▶ [Brief] In the data below, locate each line with the word "charging" and list it.

[Figure collection entries]
.....
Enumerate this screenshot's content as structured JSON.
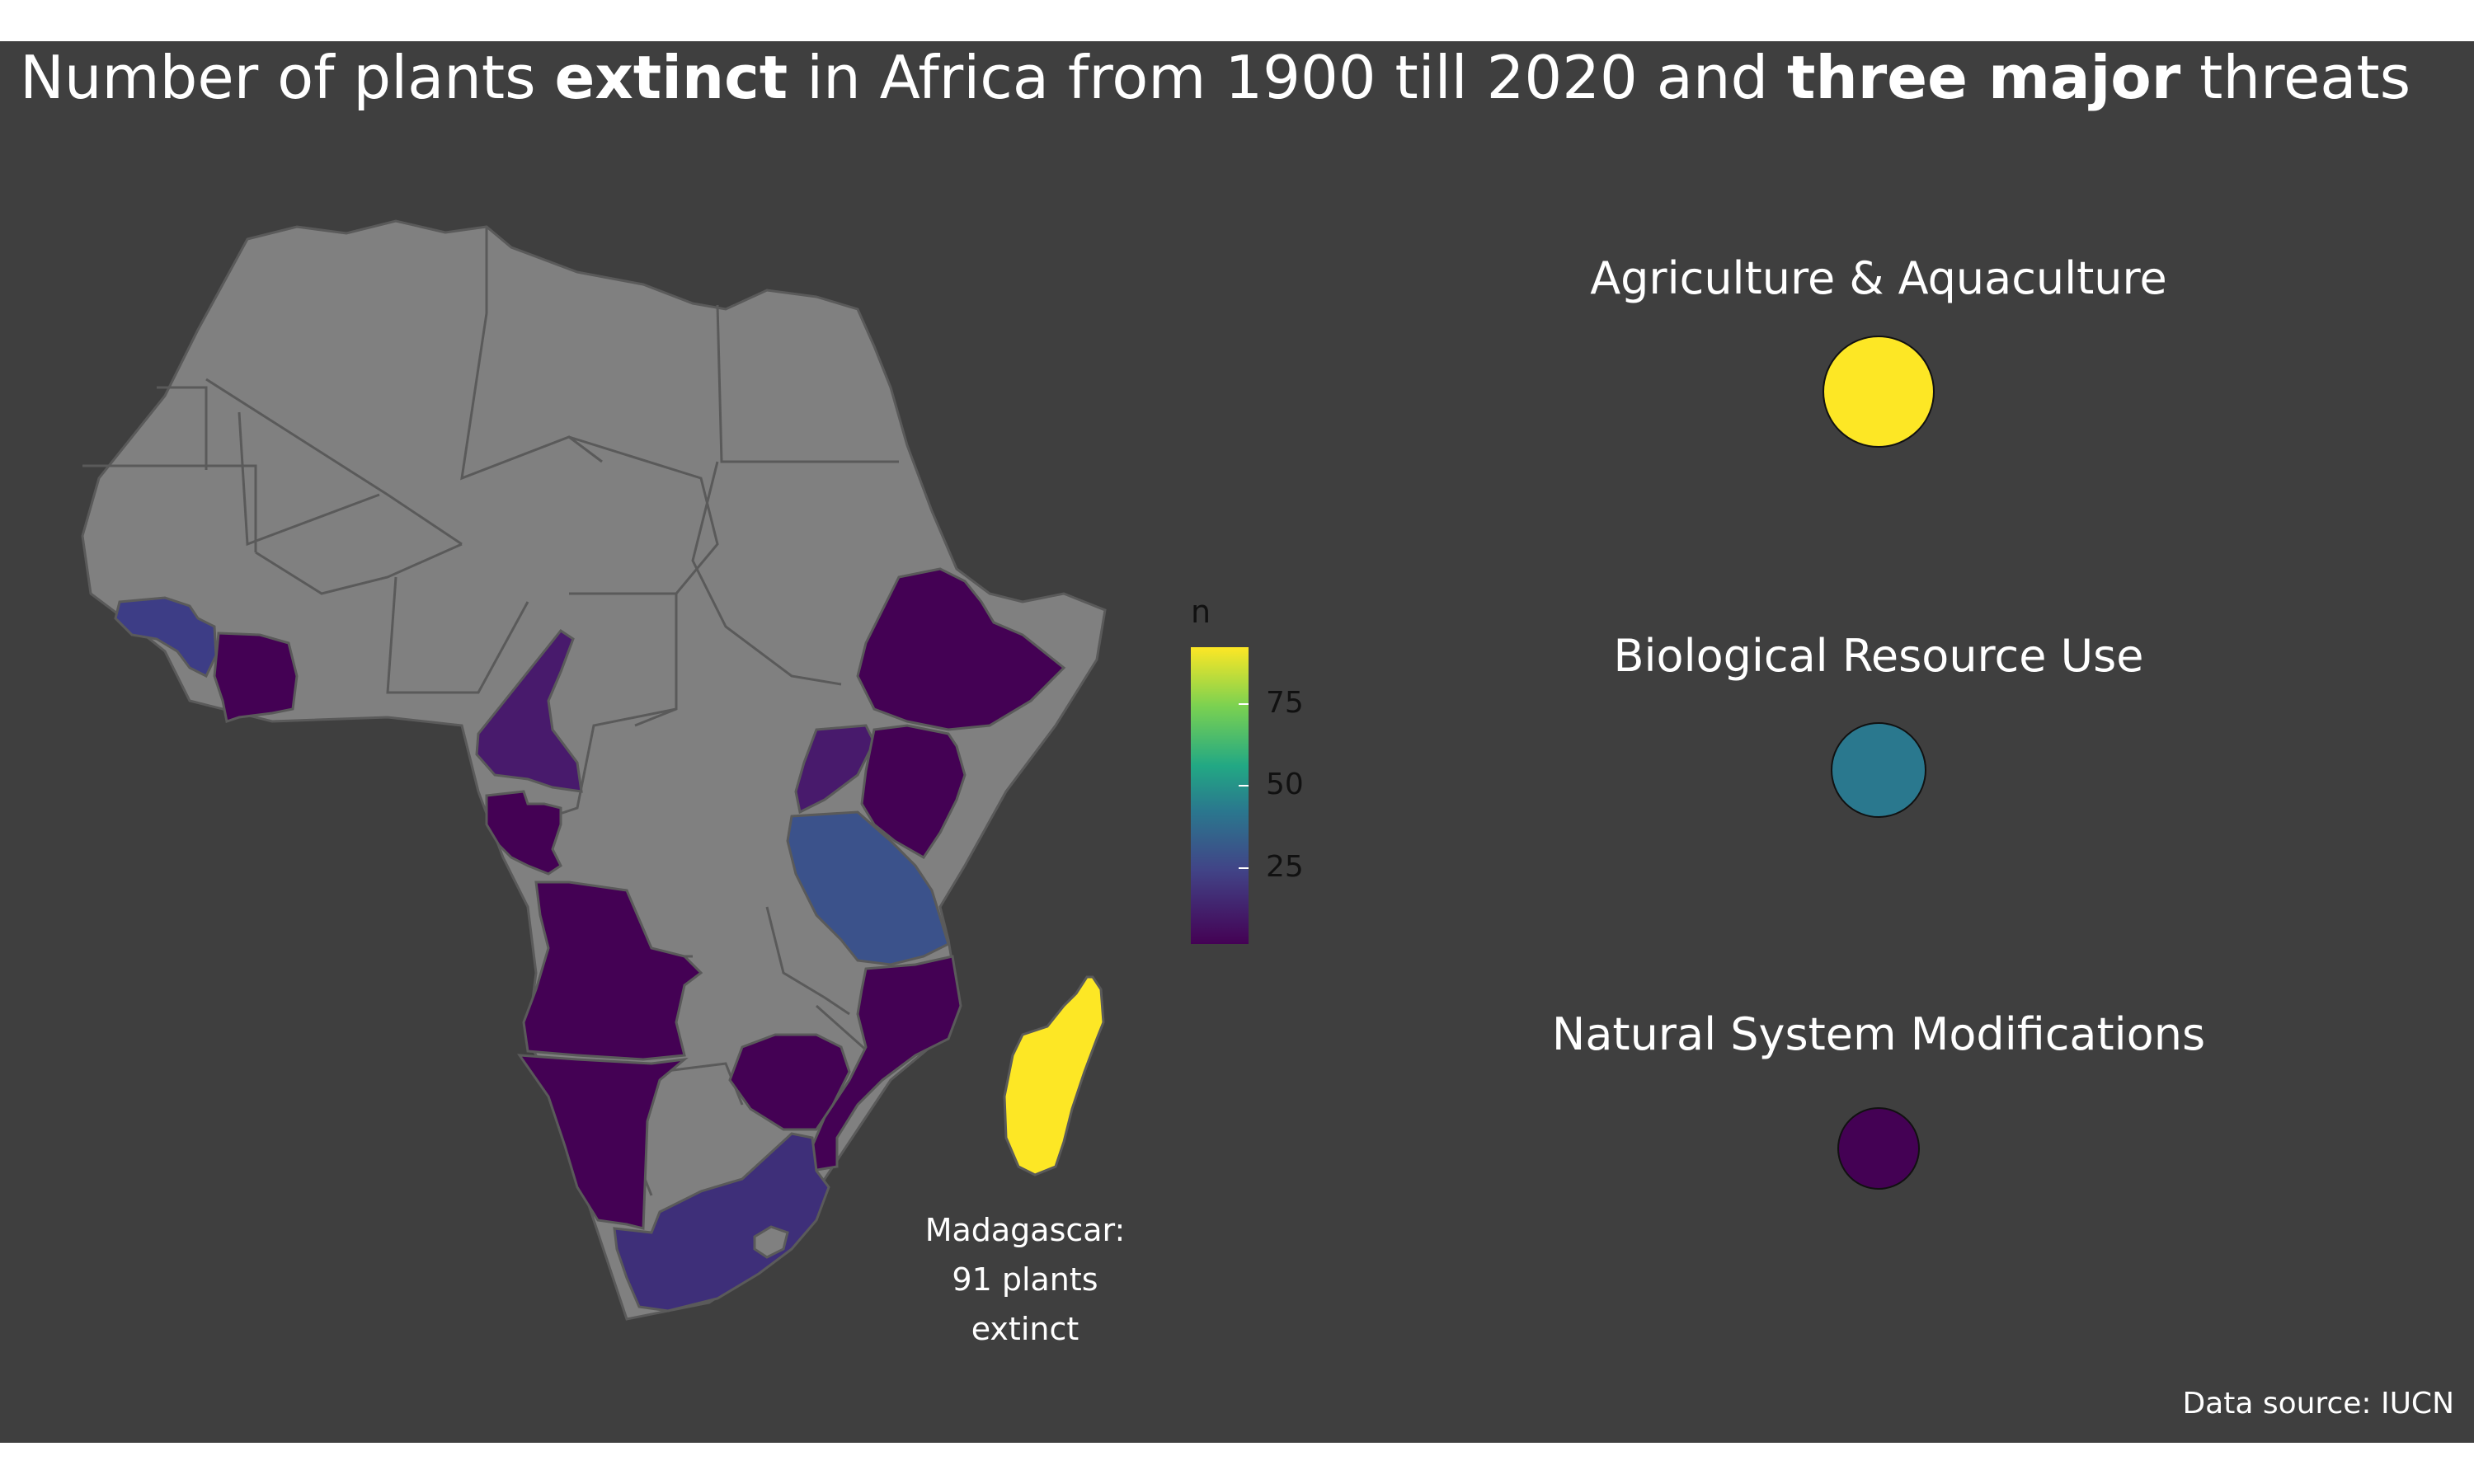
{
  "title": {
    "segments": [
      {
        "text": "Number of plants ",
        "bold": false
      },
      {
        "text": "extinct",
        "bold": true
      },
      {
        "text": " in Africa from 1900 till 2020 and ",
        "bold": false
      },
      {
        "text": "three major",
        "bold": true
      },
      {
        "text": " threats",
        "bold": false
      }
    ]
  },
  "legend": {
    "title": "n",
    "ticks": [
      {
        "label": "75",
        "value": 75
      },
      {
        "label": "50",
        "value": 50
      },
      {
        "label": "25",
        "value": 25
      }
    ],
    "range": [
      1,
      91
    ],
    "palette": "viridis"
  },
  "threats": [
    {
      "label": "Agriculture & Aquaculture",
      "color": "#fde725"
    },
    {
      "label": "Biological Resource Use",
      "color": "#2a788e"
    },
    {
      "label": "Natural System Modifications",
      "color": "#440154"
    }
  ],
  "annotation": {
    "lines": [
      "Madagascar:",
      "91 plants",
      "extinct"
    ]
  },
  "source": "Data source: IUCN",
  "colors": {
    "background": "#3f3f3f",
    "land": "#808080",
    "borders": "#5a5a5a",
    "no_data": "#808080"
  }
}
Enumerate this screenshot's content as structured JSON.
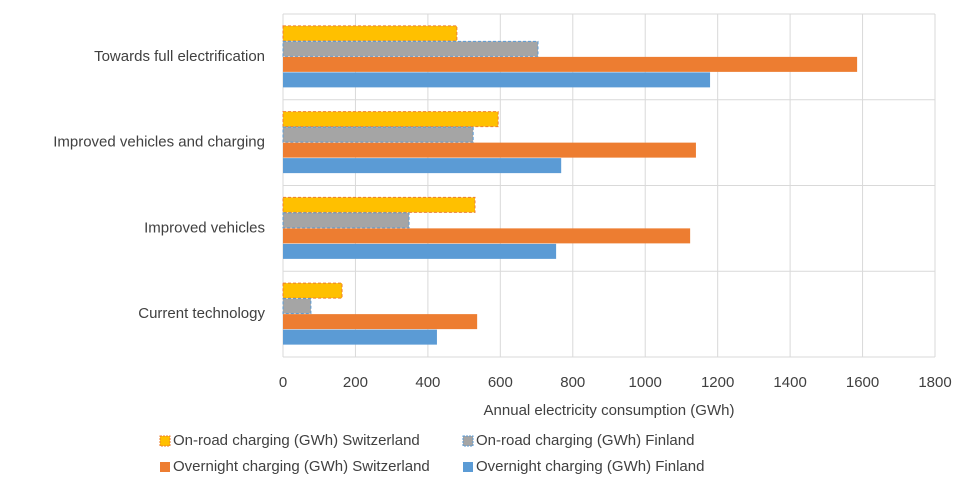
{
  "chart_data": {
    "type": "hbar",
    "categories": [
      "Towards full electrification",
      "Improved vehicles and charging",
      "Improved vehicles",
      "Current technology"
    ],
    "series": [
      {
        "name": "On-road charging (GWh) Switzerland",
        "color": "#ffc000",
        "border": "#ed7d31",
        "values": [
          480,
          594,
          530,
          163
        ]
      },
      {
        "name": "On-road charging (GWh) Finland",
        "color": "#a5a5a5",
        "border": "#5b9bd5",
        "values": [
          704,
          525,
          348,
          77
        ]
      },
      {
        "name": "Overnight charging (GWh) Switzerland",
        "color": "#ed7d31",
        "values": [
          1585,
          1140,
          1124,
          536
        ]
      },
      {
        "name": "Overnight charging (GWh) Finland",
        "color": "#5b9bd5",
        "values": [
          1179,
          768,
          754,
          425
        ]
      }
    ],
    "xlabel": "Annual electricity consumption (GWh)",
    "xlim": [
      0,
      1800
    ],
    "xticks": [
      0,
      200,
      400,
      600,
      800,
      1000,
      1200,
      1400,
      1600,
      1800
    ],
    "grid": true,
    "legend": "bottom"
  }
}
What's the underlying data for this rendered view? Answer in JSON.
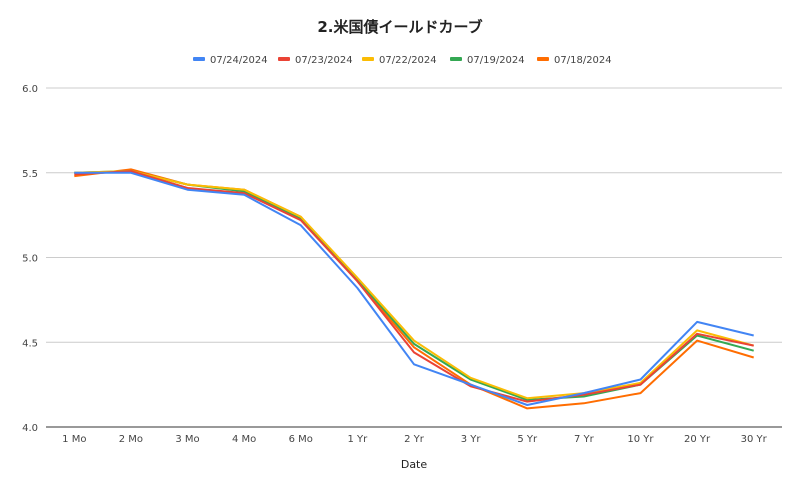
{
  "chart_data": {
    "type": "line",
    "title": "2.米国債イールドカーブ",
    "xlabel": "Date",
    "ylabel": "",
    "categories": [
      "1 Mo",
      "2 Mo",
      "3 Mo",
      "4 Mo",
      "6 Mo",
      "1 Yr",
      "2 Yr",
      "3 Yr",
      "5 Yr",
      "7 Yr",
      "10 Yr",
      "20 Yr",
      "30 Yr"
    ],
    "ylim": [
      4.0,
      6.0
    ],
    "yticks": [
      "4.0",
      "4.5",
      "5.0",
      "5.5",
      "6.0"
    ],
    "grid": true,
    "legend_position": "top",
    "series": [
      {
        "name": "07/24/2024",
        "color": "#4285f4",
        "values": [
          5.5,
          5.5,
          5.4,
          5.37,
          5.19,
          4.82,
          4.37,
          4.25,
          4.13,
          4.2,
          4.28,
          4.62,
          4.54
        ]
      },
      {
        "name": "07/23/2024",
        "color": "#ea4335",
        "values": [
          5.49,
          5.51,
          5.41,
          5.38,
          5.22,
          4.86,
          4.44,
          4.24,
          4.15,
          4.19,
          4.25,
          4.55,
          4.48
        ]
      },
      {
        "name": "07/22/2024",
        "color": "#fbbc04",
        "values": [
          5.5,
          5.51,
          5.43,
          5.4,
          5.24,
          4.88,
          4.51,
          4.29,
          4.17,
          4.2,
          4.26,
          4.57,
          4.48
        ]
      },
      {
        "name": "07/19/2024",
        "color": "#34a853",
        "values": [
          5.5,
          5.51,
          5.43,
          5.39,
          5.23,
          4.87,
          4.49,
          4.28,
          4.16,
          4.18,
          4.25,
          4.54,
          4.45
        ]
      },
      {
        "name": "07/18/2024",
        "color": "#ff6d01",
        "values": [
          5.48,
          5.52,
          5.43,
          5.4,
          5.24,
          4.86,
          4.47,
          4.25,
          4.11,
          4.14,
          4.2,
          4.51,
          4.41
        ]
      }
    ]
  }
}
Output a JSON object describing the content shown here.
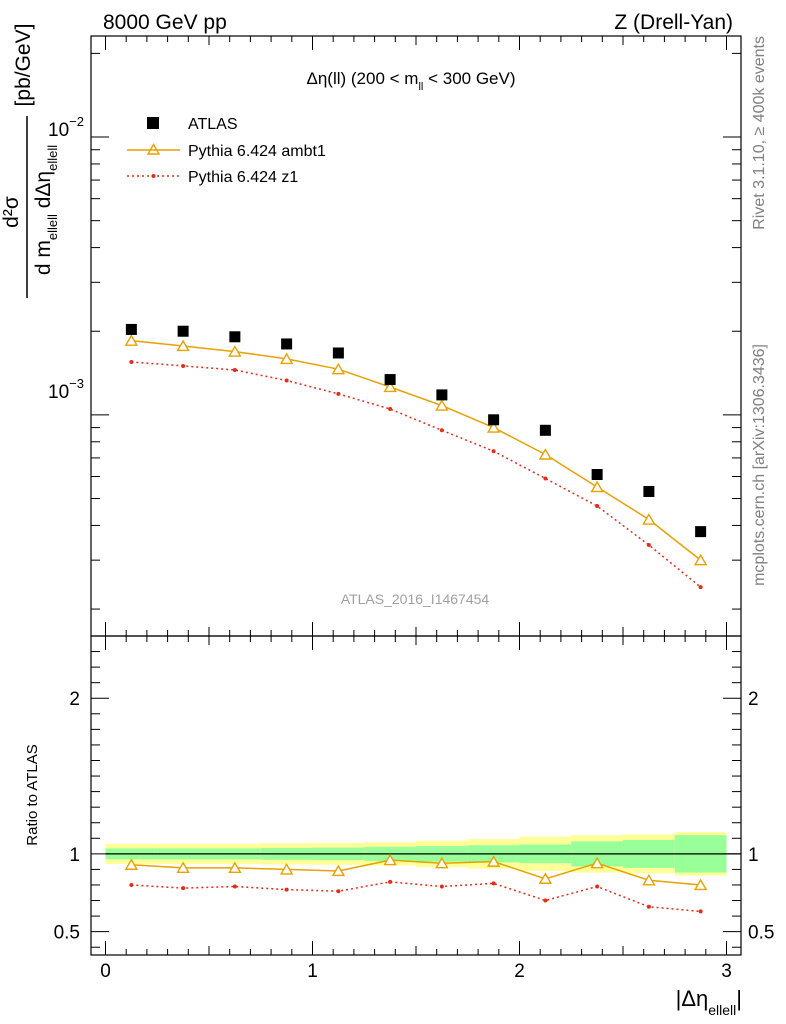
{
  "header": {
    "left": "8000 GeV pp",
    "right": "Z (Drell-Yan)"
  },
  "side_labels": {
    "rivet": "Rivet 3.1.10, ≥ 400k events",
    "mcplots": "mcplots.cern.ch [arXiv:1306.3436]"
  },
  "chart_data": [
    {
      "type": "scatter",
      "panel": "main",
      "title": "Δη(ll) (200 < m_ll < 300 GeV)",
      "title_parts": {
        "pre": "Δη(ll) (200 < m",
        "sub": "ll",
        "post": " < 300 GeV)"
      },
      "ylabel": "d²σ / d m_ellell dΔη_ellell [pb/GeV]",
      "ylabel_parts": {
        "num": "d²σ",
        "den_a": "d m",
        "den_sub_a": "ellell",
        "den_b": " dΔη",
        "den_sub_b": "ellell",
        "unit": "[pb/GeV]"
      },
      "yscale": "log",
      "ylim": [
        0.00016,
        0.0231
      ],
      "xlim": [
        -0.07,
        3.07
      ],
      "ytick_labels": [
        {
          "value": 0.01,
          "base": "10",
          "exp": "−2"
        },
        {
          "value": 0.001,
          "base": "10",
          "exp": "−3"
        }
      ],
      "analysis_id": "ATLAS_2016_I1467454",
      "x": [
        0.125,
        0.375,
        0.625,
        0.875,
        1.125,
        1.375,
        1.625,
        1.875,
        2.125,
        2.375,
        2.625,
        2.875
      ],
      "series": [
        {
          "name": "ATLAS",
          "style": "square",
          "color": "#000000",
          "values": [
            0.00203,
            0.002,
            0.00191,
            0.0018,
            0.00167,
            0.00134,
            0.00118,
            0.00096,
            0.00088,
            0.00061,
            0.00053,
            0.00038
          ]
        },
        {
          "name": "Pythia 6.424 ambt1",
          "style": "triangle-solid",
          "color": "#e8a100",
          "values": [
            0.00185,
            0.00177,
            0.00169,
            0.00159,
            0.00146,
            0.00126,
            0.00108,
            0.0009,
            0.00072,
            0.00055,
            0.00042,
            0.0003
          ]
        },
        {
          "name": "Pythia 6.424 z1",
          "style": "dot-dotted",
          "color": "#e62b17",
          "values": [
            0.00155,
            0.0015,
            0.00145,
            0.00133,
            0.00119,
            0.00105,
            0.00088,
            0.00074,
            0.00059,
            0.00047,
            0.00034,
            0.00024
          ]
        }
      ],
      "legend": {
        "placement": "top-left",
        "entries": [
          "ATLAS",
          "Pythia 6.424 ambt1",
          "Pythia 6.424 z1"
        ]
      }
    },
    {
      "type": "scatter",
      "panel": "ratio",
      "ylabel": "Ratio to ATLAS",
      "xlabel": "|Δη_ellell|",
      "xlabel_parts": {
        "pre": "|Δη",
        "sub": "ellell",
        "post": "|"
      },
      "ylim": [
        0.35,
        2.4
      ],
      "xlim": [
        -0.07,
        3.07
      ],
      "xtick_labels": [
        "0",
        "1",
        "2",
        "3"
      ],
      "ytick_labels": [
        "0.5",
        "1",
        "2"
      ],
      "x": [
        0.125,
        0.375,
        0.625,
        0.875,
        1.125,
        1.375,
        1.625,
        1.875,
        2.125,
        2.375,
        2.625,
        2.875
      ],
      "bin_edges": [
        0,
        0.25,
        0.5,
        0.75,
        1.0,
        1.25,
        1.5,
        1.75,
        2.0,
        2.25,
        2.5,
        2.75,
        3.0
      ],
      "bands": {
        "stat_half": [
          0.035,
          0.035,
          0.035,
          0.038,
          0.04,
          0.045,
          0.05,
          0.055,
          0.06,
          0.08,
          0.09,
          0.12
        ],
        "total_half": [
          0.065,
          0.065,
          0.065,
          0.068,
          0.07,
          0.075,
          0.085,
          0.095,
          0.11,
          0.12,
          0.125,
          0.14
        ]
      },
      "series": [
        {
          "name": "Pythia 6.424 ambt1",
          "style": "triangle-solid",
          "color": "#e8a100",
          "values": [
            0.93,
            0.91,
            0.91,
            0.9,
            0.89,
            0.96,
            0.94,
            0.95,
            0.84,
            0.94,
            0.83,
            0.8
          ]
        },
        {
          "name": "Pythia 6.424 z1",
          "style": "dot-dotted",
          "color": "#e62b17",
          "values": [
            0.8,
            0.78,
            0.79,
            0.77,
            0.76,
            0.82,
            0.79,
            0.81,
            0.7,
            0.79,
            0.66,
            0.63
          ]
        }
      ]
    }
  ]
}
.....
▶ [Exercise output]
      "Improved vehicles and charging",
        "name": "On-road charging (GWh) Switzerland",
        "name": "On-road charging (GWh) Finland",
        "name": "Overnight charging (GWh) Switzerland",
        "name": "Overnight charging (GWh) Finland",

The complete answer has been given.